Collected data entries
******

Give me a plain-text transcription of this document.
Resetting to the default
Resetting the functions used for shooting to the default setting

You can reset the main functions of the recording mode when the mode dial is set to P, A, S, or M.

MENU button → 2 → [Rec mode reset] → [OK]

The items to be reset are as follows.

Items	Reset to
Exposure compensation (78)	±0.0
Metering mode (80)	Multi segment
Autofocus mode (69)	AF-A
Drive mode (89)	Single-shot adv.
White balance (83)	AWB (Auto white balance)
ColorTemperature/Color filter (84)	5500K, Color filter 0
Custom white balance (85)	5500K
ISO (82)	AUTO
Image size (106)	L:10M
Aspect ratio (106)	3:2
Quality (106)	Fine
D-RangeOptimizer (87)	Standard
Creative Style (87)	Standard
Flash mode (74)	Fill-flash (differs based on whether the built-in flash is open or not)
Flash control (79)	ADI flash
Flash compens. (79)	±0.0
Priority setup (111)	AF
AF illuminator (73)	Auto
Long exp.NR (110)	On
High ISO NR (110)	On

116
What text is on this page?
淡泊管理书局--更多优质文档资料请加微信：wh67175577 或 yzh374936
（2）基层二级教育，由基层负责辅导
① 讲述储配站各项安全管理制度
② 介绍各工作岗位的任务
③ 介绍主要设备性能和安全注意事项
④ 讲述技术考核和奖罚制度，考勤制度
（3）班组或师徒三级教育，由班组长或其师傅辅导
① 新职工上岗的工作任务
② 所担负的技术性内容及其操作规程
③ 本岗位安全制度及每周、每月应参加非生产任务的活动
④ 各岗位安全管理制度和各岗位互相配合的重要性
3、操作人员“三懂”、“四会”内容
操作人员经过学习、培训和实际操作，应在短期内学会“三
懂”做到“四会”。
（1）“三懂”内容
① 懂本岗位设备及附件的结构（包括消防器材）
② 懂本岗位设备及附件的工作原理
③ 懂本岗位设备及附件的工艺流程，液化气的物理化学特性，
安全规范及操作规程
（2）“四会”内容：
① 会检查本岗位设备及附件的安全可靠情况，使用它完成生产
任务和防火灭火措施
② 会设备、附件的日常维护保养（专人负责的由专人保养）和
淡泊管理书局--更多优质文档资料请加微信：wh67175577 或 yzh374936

******

TASK GOAL:
Each entry above is to be set down again in exactly the same words.

RESPONSE FOR THIS EXERCISE:
Give me a plain-text transcription of this document.
Resetting to the default
Resetting the functions used for shooting to the default setting

You can reset the main functions of the recording mode when the mode dial is set to P, A, S, or M.

MENU button → 2 → [Rec mode reset] → [OK]

The items to be reset are as follows.

Items	Reset to
Exposure compensation (78)	±0.0
Metering mode (80)	Multi segment
Autofocus mode (69)	AF-A
Drive mode (89)	Single-shot adv.
White balance (83)	AWB (Auto white balance)
ColorTemperature/Color filter (84)	5500K, Color filter 0
Custom white balance (85)	5500K
ISO (82)	AUTO
Image size (106)	L:10M
Aspect ratio (106)	3:2
Quality (106)	Fine
D-RangeOptimizer (87)	Standard
Creative Style (87)	Standard
Flash mode (74)	Fill-flash (differs based on whether the built-in flash is open or not)
Flash control (79)	ADI flash
Flash compens. (79)	±0.0
Priority setup (111)	AF
AF illuminator (73)	Auto
Long exp.NR (110)	On
High ISO NR (110)	On

116
What text is on this page?
淡泊管理书局--更多优质文档资料请加微信：wh67175577 或 yzh374936
（2）基层二级教育，由基层负责辅导
① 讲述储配站各项安全管理制度
② 介绍各工作岗位的任务
③ 介绍主要设备性能和安全注意事项
④ 讲述技术考核和奖罚制度，考勤制度
（3）班组或师徒三级教育，由班组长或其师傅辅导
① 新职工上岗的工作任务
② 所担负的技术性内容及其操作规程
③ 本岗位安全制度及每周、每月应参加非生产任务的活动
④ 各岗位安全管理制度和各岗位互相配合的重要性
3、操作人员“三懂”、“四会”内容
操作人员经过学习、培训和实际操作，应在短期内学会“三
懂”做到“四会”。
（1）“三懂”内容
① 懂本岗位设备及附件的结构（包括消防器材）
② 懂本岗位设备及附件的工作原理
③ 懂本岗位设备及附件的工艺流程，液化气的物理化学特性，
安全规范及操作规程
（2）“四会”内容：
① 会检查本岗位设备及附件的安全可靠情况，使用它完成生产
任务和防火灭火措施
② 会设备、附件的日常维护保养（专人负责的由专人保养）和
淡泊管理书局--更多优质文档资料请加微信：wh67175577 或 yzh374936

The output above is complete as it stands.